What the task requires | Duplicate the full restatement note word for word.

Document segment |
— Start —
This filing amends and restates our previously reported consolidated financial statements for the three and nine months ended September 30, 2011 and 2010 to reflect revised accounting treatment for a single solar development project under the financing method for a sale of real estate as opposed to the percentage of completion method as was previously used.

Based on its review, management determined that the Company improperly recognized revenue at the date of the initial sale on a solar development project initiated in 2009 under the percentage of completion method for construction work for the new owner. The transaction should have been accounted for in accordance with accounting standards for sales of real estate and due to continuing involvement with the project after the transaction, no sale should have been recognized. Instead the transaction should have been accounted for using the financing method.

In May 2009, the Company entered into a Power Purchase Agreement (“PPA”) with Aerojet General Corp. (“Aerojet”) to supply solar energy and commenced construction of a Solar Energy Facility (“SEF”). In September 2009, the Company transferred the partially completed SEF to Solar Tax Partners 1 (the “Buyer”), and entered into contracts with the Buyer to assign them the rights under the associated PPA, and complete construction of the SEF. The Company accounted for this transaction under the percentage of completion method in its third quarter 2009 consolidated financial statements.
— End —
Element position data |
— Start —
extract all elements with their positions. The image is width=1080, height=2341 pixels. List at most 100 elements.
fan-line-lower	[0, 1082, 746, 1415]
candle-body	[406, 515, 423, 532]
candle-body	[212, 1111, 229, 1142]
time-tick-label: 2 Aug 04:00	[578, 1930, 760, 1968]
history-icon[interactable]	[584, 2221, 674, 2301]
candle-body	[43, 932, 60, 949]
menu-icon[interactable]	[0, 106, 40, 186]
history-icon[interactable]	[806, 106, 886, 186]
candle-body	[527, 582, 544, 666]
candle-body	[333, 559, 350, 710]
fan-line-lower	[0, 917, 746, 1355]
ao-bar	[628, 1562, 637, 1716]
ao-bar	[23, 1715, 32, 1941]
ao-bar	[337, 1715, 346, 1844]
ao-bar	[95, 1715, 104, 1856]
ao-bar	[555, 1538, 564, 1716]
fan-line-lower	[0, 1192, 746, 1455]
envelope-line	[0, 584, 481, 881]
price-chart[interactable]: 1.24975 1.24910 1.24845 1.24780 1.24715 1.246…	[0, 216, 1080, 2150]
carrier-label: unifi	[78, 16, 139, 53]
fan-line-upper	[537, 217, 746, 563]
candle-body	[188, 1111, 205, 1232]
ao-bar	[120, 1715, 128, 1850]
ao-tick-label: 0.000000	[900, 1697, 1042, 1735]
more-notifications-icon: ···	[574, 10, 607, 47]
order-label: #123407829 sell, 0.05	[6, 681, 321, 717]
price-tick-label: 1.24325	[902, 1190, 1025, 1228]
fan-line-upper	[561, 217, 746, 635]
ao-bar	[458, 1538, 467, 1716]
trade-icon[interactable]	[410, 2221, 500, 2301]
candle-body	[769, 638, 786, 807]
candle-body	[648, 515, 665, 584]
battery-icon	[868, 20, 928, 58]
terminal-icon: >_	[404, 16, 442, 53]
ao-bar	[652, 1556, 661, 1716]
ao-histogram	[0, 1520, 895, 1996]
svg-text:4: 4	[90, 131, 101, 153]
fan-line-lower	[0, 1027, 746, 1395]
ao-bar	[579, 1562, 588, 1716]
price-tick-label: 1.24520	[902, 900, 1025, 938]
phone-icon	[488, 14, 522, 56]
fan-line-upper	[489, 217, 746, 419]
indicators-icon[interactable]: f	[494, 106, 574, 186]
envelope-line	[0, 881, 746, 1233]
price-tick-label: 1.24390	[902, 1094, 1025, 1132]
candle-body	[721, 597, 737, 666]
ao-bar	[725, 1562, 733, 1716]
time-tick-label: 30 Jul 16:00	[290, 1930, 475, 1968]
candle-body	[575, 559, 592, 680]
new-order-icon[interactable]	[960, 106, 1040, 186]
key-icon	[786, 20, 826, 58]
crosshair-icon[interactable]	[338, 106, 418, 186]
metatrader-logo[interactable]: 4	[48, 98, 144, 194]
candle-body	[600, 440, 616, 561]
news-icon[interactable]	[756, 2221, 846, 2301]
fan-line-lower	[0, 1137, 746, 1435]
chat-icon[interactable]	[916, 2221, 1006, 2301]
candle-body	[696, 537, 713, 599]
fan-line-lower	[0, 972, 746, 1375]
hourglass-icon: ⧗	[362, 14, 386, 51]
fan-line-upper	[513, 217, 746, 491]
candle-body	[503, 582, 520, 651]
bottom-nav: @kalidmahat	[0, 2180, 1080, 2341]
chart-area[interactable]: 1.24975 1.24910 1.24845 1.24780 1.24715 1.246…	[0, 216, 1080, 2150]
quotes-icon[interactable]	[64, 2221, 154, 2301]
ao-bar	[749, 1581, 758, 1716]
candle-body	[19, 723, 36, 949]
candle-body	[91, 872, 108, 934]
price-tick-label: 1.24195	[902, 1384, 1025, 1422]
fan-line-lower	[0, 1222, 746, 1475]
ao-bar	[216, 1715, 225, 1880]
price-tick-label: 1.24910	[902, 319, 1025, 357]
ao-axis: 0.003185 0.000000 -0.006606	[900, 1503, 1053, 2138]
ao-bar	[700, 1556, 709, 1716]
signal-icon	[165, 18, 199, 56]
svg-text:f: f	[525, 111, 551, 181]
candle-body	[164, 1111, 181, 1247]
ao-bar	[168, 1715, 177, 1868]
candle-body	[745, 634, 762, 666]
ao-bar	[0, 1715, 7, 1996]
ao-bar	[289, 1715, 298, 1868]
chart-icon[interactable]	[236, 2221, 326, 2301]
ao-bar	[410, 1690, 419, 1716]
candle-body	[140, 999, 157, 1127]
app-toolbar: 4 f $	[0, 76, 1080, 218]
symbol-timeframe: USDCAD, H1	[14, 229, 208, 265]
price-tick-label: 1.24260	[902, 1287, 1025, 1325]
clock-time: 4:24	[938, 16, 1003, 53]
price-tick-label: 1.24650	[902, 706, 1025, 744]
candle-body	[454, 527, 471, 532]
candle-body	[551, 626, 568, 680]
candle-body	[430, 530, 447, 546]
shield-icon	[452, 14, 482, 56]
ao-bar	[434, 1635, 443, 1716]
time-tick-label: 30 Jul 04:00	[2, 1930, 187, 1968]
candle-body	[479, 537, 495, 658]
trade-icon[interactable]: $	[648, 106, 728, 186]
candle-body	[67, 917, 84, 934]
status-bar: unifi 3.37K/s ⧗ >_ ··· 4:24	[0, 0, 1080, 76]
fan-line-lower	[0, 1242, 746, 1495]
— End —
Response |
This filing amends and restates our previously reported consolidated financial statements for the three and nine months ended September 30, 2011 and 2010 to reflect revised accounting treatment for a single solar development project under the financing method for a sale of real estate as opposed to the percentage of completion method as was previously used.

Based on its review, management determined that the Company improperly recognized revenue at the date of the initial sale on a solar development project initiated in 2009 under the percentage of completion method for construction work for the new owner. The transaction should have been accounted for in accordance with accounting standards for sales of real estate and due to continuing involvement with the project after the transaction, no sale should have been recognized. Instead the transaction should have been accounted for using the financing method.

In May 2009, the Company entered into a Power Purchase Agreement (“PPA”) with Aerojet General Corp. (“Aerojet”) to supply solar energy and commenced construction of a Solar Energy Facility (“SEF”). In September 2009, the Company transferred the partially completed SEF to Solar Tax Partners 1 (the “Buyer”), and entered into contracts with the Buyer to assign them the rights under the associated PPA, and complete construction of the SEF. The Company accounted for this transaction under the percentage of completion method in its third quarter 2009 consolidated financial statements.